----- Given information -----

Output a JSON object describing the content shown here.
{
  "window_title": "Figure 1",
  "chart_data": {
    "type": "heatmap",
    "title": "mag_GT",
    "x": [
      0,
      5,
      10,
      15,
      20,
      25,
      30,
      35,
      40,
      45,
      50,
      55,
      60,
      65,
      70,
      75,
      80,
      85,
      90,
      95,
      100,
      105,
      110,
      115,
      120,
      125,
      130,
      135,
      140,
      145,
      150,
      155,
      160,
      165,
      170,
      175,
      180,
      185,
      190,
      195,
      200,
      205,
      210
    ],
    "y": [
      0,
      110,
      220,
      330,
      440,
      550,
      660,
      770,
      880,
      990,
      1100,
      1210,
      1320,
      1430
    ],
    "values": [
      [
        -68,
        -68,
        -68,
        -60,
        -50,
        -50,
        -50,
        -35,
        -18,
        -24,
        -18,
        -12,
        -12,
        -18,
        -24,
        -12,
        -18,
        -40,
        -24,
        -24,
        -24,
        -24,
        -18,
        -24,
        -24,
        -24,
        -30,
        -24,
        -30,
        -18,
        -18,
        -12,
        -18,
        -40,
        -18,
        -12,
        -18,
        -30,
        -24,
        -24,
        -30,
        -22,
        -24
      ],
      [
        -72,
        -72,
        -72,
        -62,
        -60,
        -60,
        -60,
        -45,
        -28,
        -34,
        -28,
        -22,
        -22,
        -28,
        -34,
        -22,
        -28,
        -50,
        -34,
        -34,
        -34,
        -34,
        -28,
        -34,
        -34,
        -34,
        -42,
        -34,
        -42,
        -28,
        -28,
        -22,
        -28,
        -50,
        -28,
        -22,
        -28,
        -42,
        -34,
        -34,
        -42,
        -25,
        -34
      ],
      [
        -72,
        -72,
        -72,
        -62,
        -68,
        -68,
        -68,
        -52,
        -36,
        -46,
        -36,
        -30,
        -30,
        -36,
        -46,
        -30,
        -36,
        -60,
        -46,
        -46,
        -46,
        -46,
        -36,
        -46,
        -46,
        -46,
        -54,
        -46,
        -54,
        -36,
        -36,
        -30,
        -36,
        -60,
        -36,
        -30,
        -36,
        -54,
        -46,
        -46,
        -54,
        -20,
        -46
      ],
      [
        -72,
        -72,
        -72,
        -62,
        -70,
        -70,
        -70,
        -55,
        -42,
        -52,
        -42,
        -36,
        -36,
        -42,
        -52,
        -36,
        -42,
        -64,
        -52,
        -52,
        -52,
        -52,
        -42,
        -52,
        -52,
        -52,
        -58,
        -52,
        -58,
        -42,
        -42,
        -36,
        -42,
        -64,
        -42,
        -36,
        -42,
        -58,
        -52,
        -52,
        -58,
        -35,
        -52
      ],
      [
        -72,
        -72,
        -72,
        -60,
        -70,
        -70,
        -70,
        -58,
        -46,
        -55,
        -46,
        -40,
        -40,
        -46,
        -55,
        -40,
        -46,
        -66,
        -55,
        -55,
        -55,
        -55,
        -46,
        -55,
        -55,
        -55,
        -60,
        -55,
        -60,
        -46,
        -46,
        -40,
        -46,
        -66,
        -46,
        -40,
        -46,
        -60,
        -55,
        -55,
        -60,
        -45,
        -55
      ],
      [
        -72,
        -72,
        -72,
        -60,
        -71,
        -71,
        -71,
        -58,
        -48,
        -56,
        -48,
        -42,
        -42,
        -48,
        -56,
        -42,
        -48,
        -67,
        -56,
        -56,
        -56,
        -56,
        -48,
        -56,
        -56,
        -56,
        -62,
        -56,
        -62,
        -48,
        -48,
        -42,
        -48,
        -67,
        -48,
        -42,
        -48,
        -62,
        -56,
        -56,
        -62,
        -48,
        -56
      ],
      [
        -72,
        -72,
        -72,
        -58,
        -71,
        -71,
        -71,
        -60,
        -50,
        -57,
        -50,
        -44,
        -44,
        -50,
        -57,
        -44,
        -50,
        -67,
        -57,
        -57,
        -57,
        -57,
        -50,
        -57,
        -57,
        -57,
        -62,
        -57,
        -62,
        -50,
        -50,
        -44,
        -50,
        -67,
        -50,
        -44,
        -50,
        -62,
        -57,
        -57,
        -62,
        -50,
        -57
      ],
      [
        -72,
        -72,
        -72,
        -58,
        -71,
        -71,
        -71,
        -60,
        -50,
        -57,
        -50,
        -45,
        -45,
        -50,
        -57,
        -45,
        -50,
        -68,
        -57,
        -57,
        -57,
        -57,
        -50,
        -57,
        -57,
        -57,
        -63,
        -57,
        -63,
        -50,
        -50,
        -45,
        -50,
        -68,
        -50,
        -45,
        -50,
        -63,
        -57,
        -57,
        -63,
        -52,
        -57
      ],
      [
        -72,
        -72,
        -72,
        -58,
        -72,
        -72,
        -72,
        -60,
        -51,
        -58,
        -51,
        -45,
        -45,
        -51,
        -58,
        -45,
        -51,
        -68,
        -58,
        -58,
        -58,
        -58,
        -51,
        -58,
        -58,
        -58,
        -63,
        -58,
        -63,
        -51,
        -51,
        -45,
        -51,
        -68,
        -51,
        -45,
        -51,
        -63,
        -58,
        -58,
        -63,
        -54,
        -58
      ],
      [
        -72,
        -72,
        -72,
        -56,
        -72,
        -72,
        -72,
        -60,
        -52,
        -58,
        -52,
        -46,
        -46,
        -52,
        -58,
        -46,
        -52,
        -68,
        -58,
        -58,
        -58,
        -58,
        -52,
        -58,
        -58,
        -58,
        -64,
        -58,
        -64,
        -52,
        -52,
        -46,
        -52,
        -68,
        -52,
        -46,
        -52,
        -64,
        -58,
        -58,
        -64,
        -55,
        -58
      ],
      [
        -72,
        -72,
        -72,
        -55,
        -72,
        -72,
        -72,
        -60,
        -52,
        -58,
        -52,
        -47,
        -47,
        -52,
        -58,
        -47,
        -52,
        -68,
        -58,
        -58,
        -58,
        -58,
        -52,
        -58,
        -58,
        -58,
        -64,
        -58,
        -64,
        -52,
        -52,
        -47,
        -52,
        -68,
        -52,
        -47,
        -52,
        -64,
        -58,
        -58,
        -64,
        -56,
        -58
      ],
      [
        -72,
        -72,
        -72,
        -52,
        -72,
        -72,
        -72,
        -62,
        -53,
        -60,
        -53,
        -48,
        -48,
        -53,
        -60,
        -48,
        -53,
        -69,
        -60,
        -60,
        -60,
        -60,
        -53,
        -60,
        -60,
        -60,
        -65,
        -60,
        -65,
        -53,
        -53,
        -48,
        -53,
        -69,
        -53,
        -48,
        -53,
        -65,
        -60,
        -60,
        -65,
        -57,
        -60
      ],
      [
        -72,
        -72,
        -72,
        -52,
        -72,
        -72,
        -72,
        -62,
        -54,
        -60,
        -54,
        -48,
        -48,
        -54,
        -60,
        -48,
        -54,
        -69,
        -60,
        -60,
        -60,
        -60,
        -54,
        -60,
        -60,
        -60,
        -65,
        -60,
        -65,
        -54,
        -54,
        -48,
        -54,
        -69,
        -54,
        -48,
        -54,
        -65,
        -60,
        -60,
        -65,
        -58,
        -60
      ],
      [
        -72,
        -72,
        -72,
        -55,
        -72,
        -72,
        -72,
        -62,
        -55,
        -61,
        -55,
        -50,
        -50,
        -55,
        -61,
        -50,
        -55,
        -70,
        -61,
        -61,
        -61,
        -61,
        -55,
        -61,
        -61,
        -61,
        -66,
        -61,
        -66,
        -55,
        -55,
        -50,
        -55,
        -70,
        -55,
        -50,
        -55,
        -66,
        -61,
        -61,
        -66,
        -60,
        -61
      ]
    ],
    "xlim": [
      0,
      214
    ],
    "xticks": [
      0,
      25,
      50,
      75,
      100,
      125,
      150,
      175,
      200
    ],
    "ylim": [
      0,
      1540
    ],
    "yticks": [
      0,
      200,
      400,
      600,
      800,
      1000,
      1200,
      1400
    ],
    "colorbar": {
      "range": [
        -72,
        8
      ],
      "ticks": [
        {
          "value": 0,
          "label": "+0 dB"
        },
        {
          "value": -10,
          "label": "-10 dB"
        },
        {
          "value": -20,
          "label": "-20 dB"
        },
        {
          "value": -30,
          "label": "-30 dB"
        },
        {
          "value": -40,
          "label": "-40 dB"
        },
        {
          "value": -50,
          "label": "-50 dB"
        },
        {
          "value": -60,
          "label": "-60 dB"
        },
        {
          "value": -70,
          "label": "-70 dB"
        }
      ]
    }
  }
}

-----

Problem to solve: Using the listing above, show every line that includes the string "label".

Output of the exercise:
          "label": "+0 dB"
          "label": "-10 dB"
          "label": "-20 dB"
          "label": "-30 dB"
          "label": "-40 dB"
          "label": "-50 dB"
          "label": "-60 dB"
          "label": "-70 dB"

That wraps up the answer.